EXERCISE – Transcribe all of the records word for word, but omit the pictures.
## START
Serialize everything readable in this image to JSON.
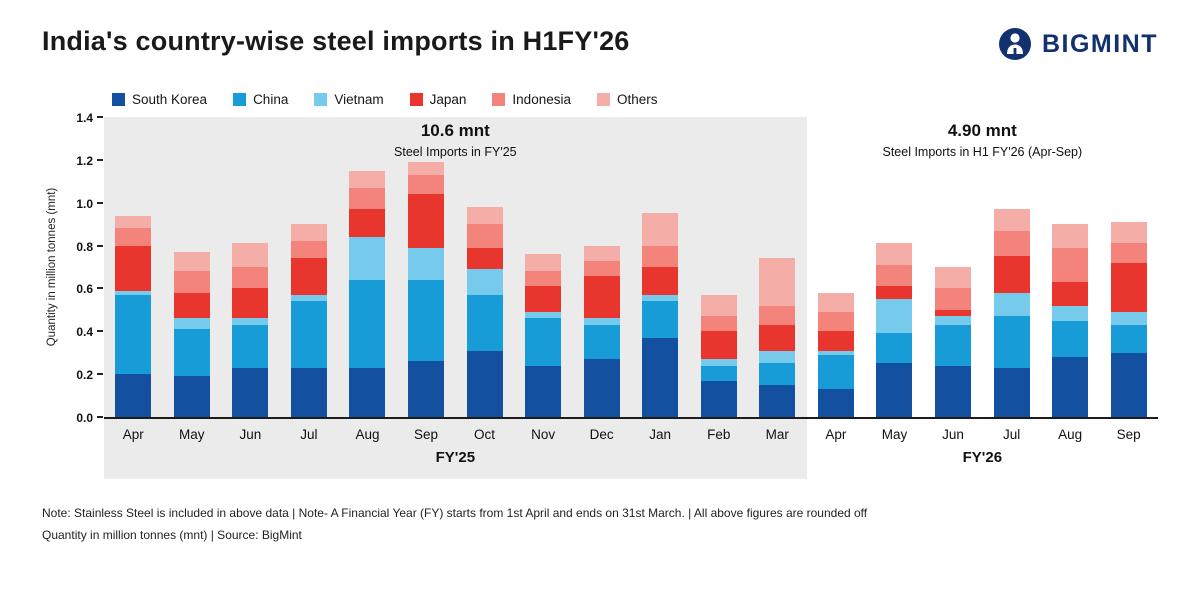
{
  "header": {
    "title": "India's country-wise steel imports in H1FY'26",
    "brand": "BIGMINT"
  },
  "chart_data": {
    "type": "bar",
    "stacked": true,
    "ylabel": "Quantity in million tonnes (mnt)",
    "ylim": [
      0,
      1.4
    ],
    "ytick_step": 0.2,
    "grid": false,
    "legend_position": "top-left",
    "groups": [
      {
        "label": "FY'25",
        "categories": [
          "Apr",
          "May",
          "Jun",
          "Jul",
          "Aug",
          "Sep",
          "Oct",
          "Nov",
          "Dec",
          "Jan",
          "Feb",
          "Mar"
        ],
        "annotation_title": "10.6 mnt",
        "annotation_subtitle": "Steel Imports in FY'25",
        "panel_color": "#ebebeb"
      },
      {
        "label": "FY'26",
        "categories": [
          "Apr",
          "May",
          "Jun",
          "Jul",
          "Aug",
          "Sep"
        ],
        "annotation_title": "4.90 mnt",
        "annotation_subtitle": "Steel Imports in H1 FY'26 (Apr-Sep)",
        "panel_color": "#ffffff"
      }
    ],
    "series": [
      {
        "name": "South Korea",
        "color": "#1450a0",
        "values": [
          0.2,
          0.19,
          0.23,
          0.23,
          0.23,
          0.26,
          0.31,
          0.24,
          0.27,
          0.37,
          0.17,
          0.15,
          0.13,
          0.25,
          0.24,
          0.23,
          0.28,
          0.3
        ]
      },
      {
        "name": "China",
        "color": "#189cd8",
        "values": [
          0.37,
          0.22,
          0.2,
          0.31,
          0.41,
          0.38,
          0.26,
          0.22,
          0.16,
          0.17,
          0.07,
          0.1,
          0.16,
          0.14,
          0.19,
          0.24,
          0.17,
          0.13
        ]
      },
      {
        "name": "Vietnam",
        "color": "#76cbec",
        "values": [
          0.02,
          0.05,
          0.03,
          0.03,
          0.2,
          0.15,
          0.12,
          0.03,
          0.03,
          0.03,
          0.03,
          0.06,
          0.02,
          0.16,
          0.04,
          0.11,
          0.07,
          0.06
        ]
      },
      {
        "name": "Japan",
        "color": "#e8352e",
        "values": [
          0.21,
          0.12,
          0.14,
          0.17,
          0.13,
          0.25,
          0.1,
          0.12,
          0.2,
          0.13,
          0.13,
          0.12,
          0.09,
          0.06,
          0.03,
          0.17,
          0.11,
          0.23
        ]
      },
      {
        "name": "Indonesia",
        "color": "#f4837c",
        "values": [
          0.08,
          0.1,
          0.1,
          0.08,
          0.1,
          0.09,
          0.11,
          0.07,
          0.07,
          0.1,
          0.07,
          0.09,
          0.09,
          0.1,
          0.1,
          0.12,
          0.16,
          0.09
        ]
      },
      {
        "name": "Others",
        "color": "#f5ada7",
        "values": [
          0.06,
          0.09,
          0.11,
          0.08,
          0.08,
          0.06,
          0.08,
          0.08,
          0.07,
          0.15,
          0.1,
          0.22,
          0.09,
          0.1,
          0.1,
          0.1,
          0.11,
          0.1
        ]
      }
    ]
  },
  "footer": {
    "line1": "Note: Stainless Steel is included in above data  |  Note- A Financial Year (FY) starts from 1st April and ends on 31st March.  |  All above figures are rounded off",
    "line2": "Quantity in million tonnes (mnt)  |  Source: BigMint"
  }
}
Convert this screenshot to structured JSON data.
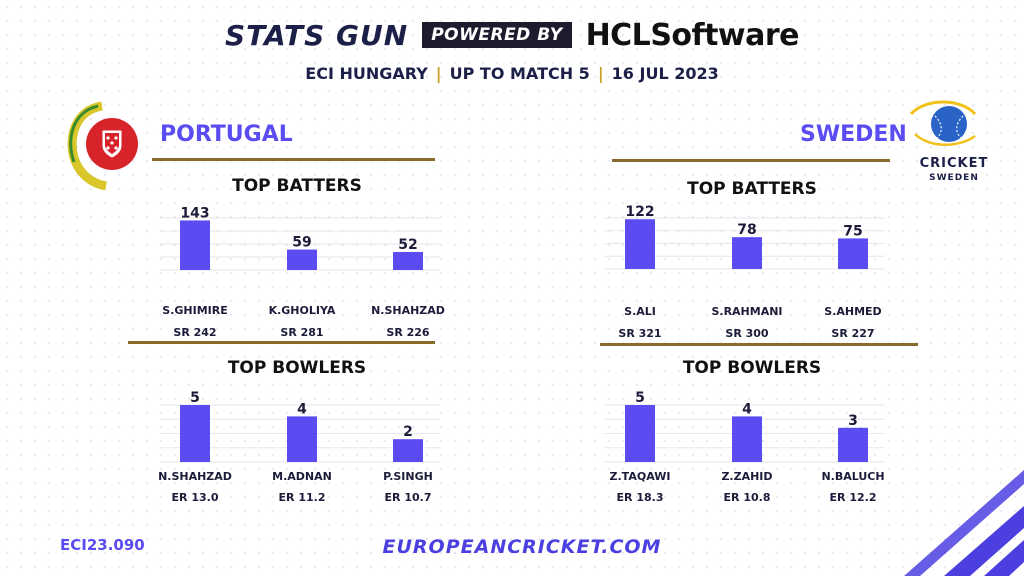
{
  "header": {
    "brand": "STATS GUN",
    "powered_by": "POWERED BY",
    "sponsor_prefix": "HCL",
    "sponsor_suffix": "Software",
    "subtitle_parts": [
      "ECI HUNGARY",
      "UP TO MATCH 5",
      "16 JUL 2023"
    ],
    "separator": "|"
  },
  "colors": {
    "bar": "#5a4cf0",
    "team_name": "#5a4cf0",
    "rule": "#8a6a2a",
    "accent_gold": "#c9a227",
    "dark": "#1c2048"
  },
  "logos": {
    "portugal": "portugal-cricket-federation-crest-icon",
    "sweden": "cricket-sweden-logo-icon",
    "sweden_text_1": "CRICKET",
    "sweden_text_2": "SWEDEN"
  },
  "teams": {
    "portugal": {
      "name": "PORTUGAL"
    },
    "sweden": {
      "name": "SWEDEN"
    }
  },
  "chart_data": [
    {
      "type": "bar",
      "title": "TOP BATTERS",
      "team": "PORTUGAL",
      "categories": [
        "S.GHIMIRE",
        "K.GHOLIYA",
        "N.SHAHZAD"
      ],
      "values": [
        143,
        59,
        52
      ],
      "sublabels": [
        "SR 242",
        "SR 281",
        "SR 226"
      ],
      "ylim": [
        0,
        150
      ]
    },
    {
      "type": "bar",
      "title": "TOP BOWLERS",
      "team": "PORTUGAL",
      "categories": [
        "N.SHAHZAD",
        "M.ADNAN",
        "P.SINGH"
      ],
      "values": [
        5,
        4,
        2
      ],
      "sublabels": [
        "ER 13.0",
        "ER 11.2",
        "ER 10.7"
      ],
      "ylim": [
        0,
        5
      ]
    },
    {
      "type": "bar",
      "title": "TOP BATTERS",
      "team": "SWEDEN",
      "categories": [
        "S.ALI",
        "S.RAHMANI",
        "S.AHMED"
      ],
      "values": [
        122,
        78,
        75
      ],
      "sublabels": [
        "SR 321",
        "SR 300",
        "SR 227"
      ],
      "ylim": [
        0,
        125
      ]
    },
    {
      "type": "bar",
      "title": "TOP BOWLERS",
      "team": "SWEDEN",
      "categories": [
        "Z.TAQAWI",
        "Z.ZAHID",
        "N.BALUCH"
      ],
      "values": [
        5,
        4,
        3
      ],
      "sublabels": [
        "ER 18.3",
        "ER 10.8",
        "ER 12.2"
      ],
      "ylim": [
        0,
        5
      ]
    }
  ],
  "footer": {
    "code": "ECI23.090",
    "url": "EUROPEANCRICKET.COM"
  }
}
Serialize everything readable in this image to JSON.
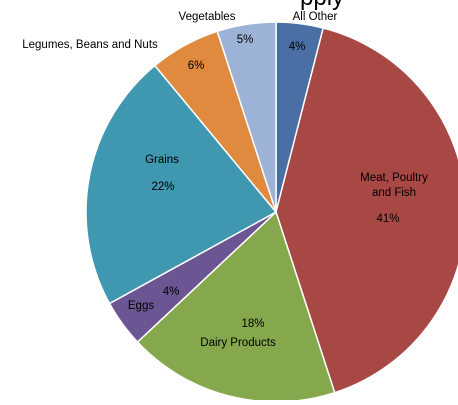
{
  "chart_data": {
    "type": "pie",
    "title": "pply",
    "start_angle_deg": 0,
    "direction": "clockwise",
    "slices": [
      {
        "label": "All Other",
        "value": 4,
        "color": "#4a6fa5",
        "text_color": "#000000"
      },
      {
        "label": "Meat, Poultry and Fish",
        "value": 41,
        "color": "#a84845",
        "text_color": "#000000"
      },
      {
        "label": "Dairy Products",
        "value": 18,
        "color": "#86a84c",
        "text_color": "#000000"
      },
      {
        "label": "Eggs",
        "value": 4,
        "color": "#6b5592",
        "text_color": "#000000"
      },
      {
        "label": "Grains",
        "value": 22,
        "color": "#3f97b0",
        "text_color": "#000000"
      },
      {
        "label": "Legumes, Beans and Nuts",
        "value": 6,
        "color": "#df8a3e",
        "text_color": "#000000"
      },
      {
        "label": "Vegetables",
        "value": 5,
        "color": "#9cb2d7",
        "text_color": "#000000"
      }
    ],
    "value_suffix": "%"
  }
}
## END
COMPLETE RESPONSE –
Serialize everything readable in this image to JSON.
{
  "header": {
    "title": "India's country-wise steel imports in H1FY'26",
    "brand": "BIGMINT"
  },
  "chart_data": {
    "type": "bar",
    "stacked": true,
    "ylabel": "Quantity in million tonnes (mnt)",
    "ylim": [
      0,
      1.4
    ],
    "ytick_step": 0.2,
    "grid": false,
    "legend_position": "top-left",
    "groups": [
      {
        "label": "FY'25",
        "categories": [
          "Apr",
          "May",
          "Jun",
          "Jul",
          "Aug",
          "Sep",
          "Oct",
          "Nov",
          "Dec",
          "Jan",
          "Feb",
          "Mar"
        ],
        "annotation_title": "10.6 mnt",
        "annotation_subtitle": "Steel Imports in FY'25",
        "panel_color": "#ebebeb"
      },
      {
        "label": "FY'26",
        "categories": [
          "Apr",
          "May",
          "Jun",
          "Jul",
          "Aug",
          "Sep"
        ],
        "annotation_title": "4.90 mnt",
        "annotation_subtitle": "Steel Imports in H1 FY'26 (Apr-Sep)",
        "panel_color": "#ffffff"
      }
    ],
    "series": [
      {
        "name": "South Korea",
        "color": "#1450a0",
        "values": [
          0.2,
          0.19,
          0.23,
          0.23,
          0.23,
          0.26,
          0.31,
          0.24,
          0.27,
          0.37,
          0.17,
          0.15,
          0.13,
          0.25,
          0.24,
          0.23,
          0.28,
          0.3
        ]
      },
      {
        "name": "China",
        "color": "#189cd8",
        "values": [
          0.37,
          0.22,
          0.2,
          0.31,
          0.41,
          0.38,
          0.26,
          0.22,
          0.16,
          0.17,
          0.07,
          0.1,
          0.16,
          0.14,
          0.19,
          0.24,
          0.17,
          0.13
        ]
      },
      {
        "name": "Vietnam",
        "color": "#76cbec",
        "values": [
          0.02,
          0.05,
          0.03,
          0.03,
          0.2,
          0.15,
          0.12,
          0.03,
          0.03,
          0.03,
          0.03,
          0.06,
          0.02,
          0.16,
          0.04,
          0.11,
          0.07,
          0.06
        ]
      },
      {
        "name": "Japan",
        "color": "#e8352e",
        "values": [
          0.21,
          0.12,
          0.14,
          0.17,
          0.13,
          0.25,
          0.1,
          0.12,
          0.2,
          0.13,
          0.13,
          0.12,
          0.09,
          0.06,
          0.03,
          0.17,
          0.11,
          0.23
        ]
      },
      {
        "name": "Indonesia",
        "color": "#f4837c",
        "values": [
          0.08,
          0.1,
          0.1,
          0.08,
          0.1,
          0.09,
          0.11,
          0.07,
          0.07,
          0.1,
          0.07,
          0.09,
          0.09,
          0.1,
          0.1,
          0.12,
          0.16,
          0.09
        ]
      },
      {
        "name": "Others",
        "color": "#f5ada7",
        "values": [
          0.06,
          0.09,
          0.11,
          0.08,
          0.08,
          0.06,
          0.08,
          0.08,
          0.07,
          0.15,
          0.1,
          0.22,
          0.09,
          0.1,
          0.1,
          0.1,
          0.11,
          0.1
        ]
      }
    ]
  },
  "footer": {
    "line1": "Note: Stainless Steel is included in above data  |  Note- A Financial Year (FY) starts from 1st April and ends on 31st March.  |  All above figures are rounded off",
    "line2": "Quantity in million tonnes (mnt)  |  Source: BigMint"
  }
}
Convert this screenshot to structured JSON data.
{
  "header": {
    "brand": "STATS GUN",
    "powered_by": "POWERED BY",
    "sponsor_prefix": "HCL",
    "sponsor_suffix": "Software",
    "subtitle_parts": [
      "ECI HUNGARY",
      "UP TO MATCH 5",
      "16 JUL 2023"
    ],
    "separator": "|"
  },
  "colors": {
    "bar": "#5a4cf0",
    "team_name": "#5a4cf0",
    "rule": "#8a6a2a",
    "accent_gold": "#c9a227",
    "dark": "#1c2048"
  },
  "logos": {
    "portugal": "portugal-cricket-federation-crest-icon",
    "sweden": "cricket-sweden-logo-icon",
    "sweden_text_1": "CRICKET",
    "sweden_text_2": "SWEDEN"
  },
  "teams": {
    "portugal": {
      "name": "PORTUGAL"
    },
    "sweden": {
      "name": "SWEDEN"
    }
  },
  "chart_data": [
    {
      "type": "bar",
      "title": "TOP BATTERS",
      "team": "PORTUGAL",
      "categories": [
        "S.GHIMIRE",
        "K.GHOLIYA",
        "N.SHAHZAD"
      ],
      "values": [
        143,
        59,
        52
      ],
      "sublabels": [
        "SR 242",
        "SR 281",
        "SR 226"
      ],
      "ylim": [
        0,
        150
      ]
    },
    {
      "type": "bar",
      "title": "TOP BOWLERS",
      "team": "PORTUGAL",
      "categories": [
        "N.SHAHZAD",
        "M.ADNAN",
        "P.SINGH"
      ],
      "values": [
        5,
        4,
        2
      ],
      "sublabels": [
        "ER 13.0",
        "ER 11.2",
        "ER 10.7"
      ],
      "ylim": [
        0,
        5
      ]
    },
    {
      "type": "bar",
      "title": "TOP BATTERS",
      "team": "SWEDEN",
      "categories": [
        "S.ALI",
        "S.RAHMANI",
        "S.AHMED"
      ],
      "values": [
        122,
        78,
        75
      ],
      "sublabels": [
        "SR 321",
        "SR 300",
        "SR 227"
      ],
      "ylim": [
        0,
        125
      ]
    },
    {
      "type": "bar",
      "title": "TOP BOWLERS",
      "team": "SWEDEN",
      "categories": [
        "Z.TAQAWI",
        "Z.ZAHID",
        "N.BALUCH"
      ],
      "values": [
        5,
        4,
        3
      ],
      "sublabels": [
        "ER 18.3",
        "ER 10.8",
        "ER 12.2"
      ],
      "ylim": [
        0,
        5
      ]
    }
  ],
  "footer": {
    "code": "ECI23.090",
    "url": "EUROPEANCRICKET.COM"
  }
}
Serialize everything readable in this image to JSON.
{
  "chart_data": {
    "type": "pie",
    "title": "pply",
    "start_angle_deg": 0,
    "direction": "clockwise",
    "slices": [
      {
        "label": "All Other",
        "value": 4,
        "color": "#4a6fa5",
        "text_color": "#000000"
      },
      {
        "label": "Meat, Poultry and Fish",
        "value": 41,
        "color": "#a84845",
        "text_color": "#000000"
      },
      {
        "label": "Dairy Products",
        "value": 18,
        "color": "#86a84c",
        "text_color": "#000000"
      },
      {
        "label": "Eggs",
        "value": 4,
        "color": "#6b5592",
        "text_color": "#000000"
      },
      {
        "label": "Grains",
        "value": 22,
        "color": "#3f97b0",
        "text_color": "#000000"
      },
      {
        "label": "Legumes, Beans and Nuts",
        "value": 6,
        "color": "#df8a3e",
        "text_color": "#000000"
      },
      {
        "label": "Vegetables",
        "value": 5,
        "color": "#9cb2d7",
        "text_color": "#000000"
      }
    ],
    "value_suffix": "%"
  }
}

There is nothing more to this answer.